# [PROBLEM]
Output the lines that follow exactly as they are.
▬▬▬▬▬▬
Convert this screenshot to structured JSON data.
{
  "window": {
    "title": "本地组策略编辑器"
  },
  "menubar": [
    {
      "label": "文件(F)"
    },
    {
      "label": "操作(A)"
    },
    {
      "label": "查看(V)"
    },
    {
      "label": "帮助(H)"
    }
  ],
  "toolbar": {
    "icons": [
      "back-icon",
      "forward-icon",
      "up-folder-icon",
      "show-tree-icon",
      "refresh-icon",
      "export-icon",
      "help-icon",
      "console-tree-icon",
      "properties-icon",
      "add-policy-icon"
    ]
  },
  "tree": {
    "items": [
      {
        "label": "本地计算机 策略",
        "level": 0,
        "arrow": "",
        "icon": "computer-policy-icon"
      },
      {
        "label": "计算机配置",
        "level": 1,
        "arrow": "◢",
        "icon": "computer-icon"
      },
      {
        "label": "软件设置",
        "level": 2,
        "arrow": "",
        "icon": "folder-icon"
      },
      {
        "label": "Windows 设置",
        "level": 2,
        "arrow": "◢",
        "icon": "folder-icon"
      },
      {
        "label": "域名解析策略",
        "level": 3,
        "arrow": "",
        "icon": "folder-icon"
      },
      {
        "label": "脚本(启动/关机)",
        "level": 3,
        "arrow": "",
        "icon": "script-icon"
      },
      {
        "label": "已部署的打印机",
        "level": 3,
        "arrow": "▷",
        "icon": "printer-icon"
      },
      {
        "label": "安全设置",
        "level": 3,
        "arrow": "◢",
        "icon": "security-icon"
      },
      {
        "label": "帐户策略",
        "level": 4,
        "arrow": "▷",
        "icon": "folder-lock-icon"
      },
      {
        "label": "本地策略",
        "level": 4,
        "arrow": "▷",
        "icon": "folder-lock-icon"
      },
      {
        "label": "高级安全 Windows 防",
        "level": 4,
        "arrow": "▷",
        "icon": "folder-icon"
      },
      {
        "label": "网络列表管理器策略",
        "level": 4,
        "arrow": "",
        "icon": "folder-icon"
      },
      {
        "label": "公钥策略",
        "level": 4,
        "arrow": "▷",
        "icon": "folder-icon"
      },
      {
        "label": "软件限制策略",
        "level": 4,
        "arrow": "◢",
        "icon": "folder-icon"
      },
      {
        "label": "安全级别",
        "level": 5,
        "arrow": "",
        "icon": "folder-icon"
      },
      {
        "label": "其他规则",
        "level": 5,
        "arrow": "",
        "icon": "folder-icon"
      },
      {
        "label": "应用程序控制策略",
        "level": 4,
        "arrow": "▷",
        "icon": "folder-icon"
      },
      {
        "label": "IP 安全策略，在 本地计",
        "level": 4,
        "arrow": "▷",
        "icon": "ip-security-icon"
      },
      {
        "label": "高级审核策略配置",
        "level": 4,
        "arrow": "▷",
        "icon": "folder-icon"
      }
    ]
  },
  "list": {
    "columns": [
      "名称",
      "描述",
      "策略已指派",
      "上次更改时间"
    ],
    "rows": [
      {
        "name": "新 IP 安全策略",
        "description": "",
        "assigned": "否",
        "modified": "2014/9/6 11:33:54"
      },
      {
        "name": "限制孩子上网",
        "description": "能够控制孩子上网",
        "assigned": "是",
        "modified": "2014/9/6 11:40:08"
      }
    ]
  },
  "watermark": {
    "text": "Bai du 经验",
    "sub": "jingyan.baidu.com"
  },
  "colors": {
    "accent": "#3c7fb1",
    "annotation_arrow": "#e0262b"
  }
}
▬▬▬▬▬▬
# [COMPLETE ANSWER]
Convert this screenshot to structured JSON data.
{
  "window": {
    "title": "本地组策略编辑器"
  },
  "menubar": [
    {
      "label": "文件(F)"
    },
    {
      "label": "操作(A)"
    },
    {
      "label": "查看(V)"
    },
    {
      "label": "帮助(H)"
    }
  ],
  "toolbar": {
    "icons": [
      "back-icon",
      "forward-icon",
      "up-folder-icon",
      "show-tree-icon",
      "refresh-icon",
      "export-icon",
      "help-icon",
      "console-tree-icon",
      "properties-icon",
      "add-policy-icon"
    ]
  },
  "tree": {
    "items": [
      {
        "label": "本地计算机 策略",
        "level": 0,
        "arrow": "",
        "icon": "computer-policy-icon"
      },
      {
        "label": "计算机配置",
        "level": 1,
        "arrow": "◢",
        "icon": "computer-icon"
      },
      {
        "label": "软件设置",
        "level": 2,
        "arrow": "",
        "icon": "folder-icon"
      },
      {
        "label": "Windows 设置",
        "level": 2,
        "arrow": "◢",
        "icon": "folder-icon"
      },
      {
        "label": "域名解析策略",
        "level": 3,
        "arrow": "",
        "icon": "folder-icon"
      },
      {
        "label": "脚本(启动/关机)",
        "level": 3,
        "arrow": "",
        "icon": "script-icon"
      },
      {
        "label": "已部署的打印机",
        "level": 3,
        "arrow": "▷",
        "icon": "printer-icon"
      },
      {
        "label": "安全设置",
        "level": 3,
        "arrow": "◢",
        "icon": "security-icon"
      },
      {
        "label": "帐户策略",
        "level": 4,
        "arrow": "▷",
        "icon": "folder-lock-icon"
      },
      {
        "label": "本地策略",
        "level": 4,
        "arrow": "▷",
        "icon": "folder-lock-icon"
      },
      {
        "label": "高级安全 Windows 防",
        "level": 4,
        "arrow": "▷",
        "icon": "folder-icon"
      },
      {
        "label": "网络列表管理器策略",
        "level": 4,
        "arrow": "",
        "icon": "folder-icon"
      },
      {
        "label": "公钥策略",
        "level": 4,
        "arrow": "▷",
        "icon": "folder-icon"
      },
      {
        "label": "软件限制策略",
        "level": 4,
        "arrow": "◢",
        "icon": "folder-icon"
      },
      {
        "label": "安全级别",
        "level": 5,
        "arrow": "",
        "icon": "folder-icon"
      },
      {
        "label": "其他规则",
        "level": 5,
        "arrow": "",
        "icon": "folder-icon"
      },
      {
        "label": "应用程序控制策略",
        "level": 4,
        "arrow": "▷",
        "icon": "folder-icon"
      },
      {
        "label": "IP 安全策略，在 本地计",
        "level": 4,
        "arrow": "▷",
        "icon": "ip-security-icon"
      },
      {
        "label": "高级审核策略配置",
        "level": 4,
        "arrow": "▷",
        "icon": "folder-icon"
      }
    ]
  },
  "list": {
    "columns": [
      "名称",
      "描述",
      "策略已指派",
      "上次更改时间"
    ],
    "rows": [
      {
        "name": "新 IP 安全策略",
        "description": "",
        "assigned": "否",
        "modified": "2014/9/6 11:33:54"
      },
      {
        "name": "限制孩子上网",
        "description": "能够控制孩子上网",
        "assigned": "是",
        "modified": "2014/9/6 11:40:08"
      }
    ]
  },
  "watermark": {
    "text": "Bai du 经验",
    "sub": "jingyan.baidu.com"
  },
  "colors": {
    "accent": "#3c7fb1",
    "annotation_arrow": "#e0262b"
  }
}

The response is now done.